### The request
Copy out each line in the material below that has the word "Extended".

============

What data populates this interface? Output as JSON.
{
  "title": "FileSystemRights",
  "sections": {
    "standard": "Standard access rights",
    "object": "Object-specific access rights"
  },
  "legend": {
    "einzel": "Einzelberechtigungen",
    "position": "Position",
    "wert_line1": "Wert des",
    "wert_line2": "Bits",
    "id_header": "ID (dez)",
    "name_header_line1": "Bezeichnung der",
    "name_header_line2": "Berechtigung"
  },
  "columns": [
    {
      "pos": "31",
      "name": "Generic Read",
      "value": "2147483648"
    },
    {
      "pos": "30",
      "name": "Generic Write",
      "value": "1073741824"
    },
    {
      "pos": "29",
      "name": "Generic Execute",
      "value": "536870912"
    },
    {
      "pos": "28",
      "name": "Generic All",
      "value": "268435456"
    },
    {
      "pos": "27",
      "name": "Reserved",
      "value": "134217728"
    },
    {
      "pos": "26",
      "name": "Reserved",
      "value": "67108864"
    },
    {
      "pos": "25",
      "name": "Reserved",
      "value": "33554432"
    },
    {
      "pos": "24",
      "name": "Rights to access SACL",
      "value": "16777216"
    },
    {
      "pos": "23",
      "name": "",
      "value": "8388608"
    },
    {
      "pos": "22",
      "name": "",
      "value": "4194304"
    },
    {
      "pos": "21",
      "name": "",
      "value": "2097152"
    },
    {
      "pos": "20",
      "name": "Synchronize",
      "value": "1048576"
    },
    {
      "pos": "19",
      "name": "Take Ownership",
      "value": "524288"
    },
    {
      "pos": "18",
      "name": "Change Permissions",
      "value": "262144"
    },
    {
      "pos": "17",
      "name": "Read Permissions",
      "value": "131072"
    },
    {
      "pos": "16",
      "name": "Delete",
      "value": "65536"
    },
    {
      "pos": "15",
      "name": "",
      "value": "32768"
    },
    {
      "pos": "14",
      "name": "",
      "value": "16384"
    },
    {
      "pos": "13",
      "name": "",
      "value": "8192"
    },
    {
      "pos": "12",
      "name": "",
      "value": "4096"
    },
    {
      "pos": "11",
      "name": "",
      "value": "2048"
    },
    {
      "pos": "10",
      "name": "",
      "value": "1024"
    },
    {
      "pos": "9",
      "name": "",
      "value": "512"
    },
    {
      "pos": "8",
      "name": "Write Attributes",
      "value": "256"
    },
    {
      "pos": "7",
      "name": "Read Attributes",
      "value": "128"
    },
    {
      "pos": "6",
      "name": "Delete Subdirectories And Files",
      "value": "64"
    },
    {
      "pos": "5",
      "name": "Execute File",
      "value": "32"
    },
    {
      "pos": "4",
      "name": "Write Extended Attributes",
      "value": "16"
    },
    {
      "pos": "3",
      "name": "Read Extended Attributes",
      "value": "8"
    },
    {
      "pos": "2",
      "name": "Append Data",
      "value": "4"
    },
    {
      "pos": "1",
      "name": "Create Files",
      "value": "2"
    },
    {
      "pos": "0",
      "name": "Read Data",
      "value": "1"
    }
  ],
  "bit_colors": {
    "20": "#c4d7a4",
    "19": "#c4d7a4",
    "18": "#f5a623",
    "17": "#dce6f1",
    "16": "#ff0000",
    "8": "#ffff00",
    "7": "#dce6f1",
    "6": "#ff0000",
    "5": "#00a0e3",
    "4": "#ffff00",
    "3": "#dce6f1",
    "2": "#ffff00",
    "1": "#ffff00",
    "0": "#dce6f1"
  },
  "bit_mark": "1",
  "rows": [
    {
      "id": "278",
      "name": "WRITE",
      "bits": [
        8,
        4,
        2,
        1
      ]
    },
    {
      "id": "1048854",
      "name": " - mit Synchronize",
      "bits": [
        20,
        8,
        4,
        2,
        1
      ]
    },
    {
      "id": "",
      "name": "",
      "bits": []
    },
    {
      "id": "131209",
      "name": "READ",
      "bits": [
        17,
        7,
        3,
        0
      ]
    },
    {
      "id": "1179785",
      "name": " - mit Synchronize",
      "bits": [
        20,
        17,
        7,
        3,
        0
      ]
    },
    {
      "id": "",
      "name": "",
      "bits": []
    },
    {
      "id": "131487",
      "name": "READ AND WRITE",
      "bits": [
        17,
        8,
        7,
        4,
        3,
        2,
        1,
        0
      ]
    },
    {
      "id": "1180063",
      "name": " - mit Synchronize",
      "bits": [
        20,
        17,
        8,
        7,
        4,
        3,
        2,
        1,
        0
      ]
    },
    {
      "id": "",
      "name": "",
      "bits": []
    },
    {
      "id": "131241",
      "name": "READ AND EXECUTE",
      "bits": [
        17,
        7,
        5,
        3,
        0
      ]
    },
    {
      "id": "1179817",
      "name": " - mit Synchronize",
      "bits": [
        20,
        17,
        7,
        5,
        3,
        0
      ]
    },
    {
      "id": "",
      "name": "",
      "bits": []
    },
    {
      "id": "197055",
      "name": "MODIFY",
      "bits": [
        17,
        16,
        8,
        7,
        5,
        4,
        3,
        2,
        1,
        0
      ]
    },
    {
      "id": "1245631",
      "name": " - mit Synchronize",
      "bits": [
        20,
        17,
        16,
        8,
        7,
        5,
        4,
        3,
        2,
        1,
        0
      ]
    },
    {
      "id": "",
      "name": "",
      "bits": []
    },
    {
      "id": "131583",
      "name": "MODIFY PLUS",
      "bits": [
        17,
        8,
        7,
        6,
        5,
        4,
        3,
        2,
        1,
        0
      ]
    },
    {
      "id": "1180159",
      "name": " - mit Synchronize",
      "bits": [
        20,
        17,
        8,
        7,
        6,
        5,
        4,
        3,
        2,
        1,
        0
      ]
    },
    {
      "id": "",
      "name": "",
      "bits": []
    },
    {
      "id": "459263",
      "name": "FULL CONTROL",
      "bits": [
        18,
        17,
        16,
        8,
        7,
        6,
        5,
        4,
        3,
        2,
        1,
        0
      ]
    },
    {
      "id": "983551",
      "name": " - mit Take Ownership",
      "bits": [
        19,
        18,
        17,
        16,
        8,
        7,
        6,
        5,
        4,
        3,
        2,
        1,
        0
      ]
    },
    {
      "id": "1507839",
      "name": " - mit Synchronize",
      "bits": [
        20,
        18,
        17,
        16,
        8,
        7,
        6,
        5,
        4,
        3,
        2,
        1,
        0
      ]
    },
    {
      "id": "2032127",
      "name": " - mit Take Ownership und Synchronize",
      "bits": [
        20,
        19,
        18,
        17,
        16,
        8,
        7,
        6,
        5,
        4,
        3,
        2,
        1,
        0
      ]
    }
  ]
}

============

### Output for this task
      "name": "Write Extended Attributes",
      "name": "Read Extended Attributes",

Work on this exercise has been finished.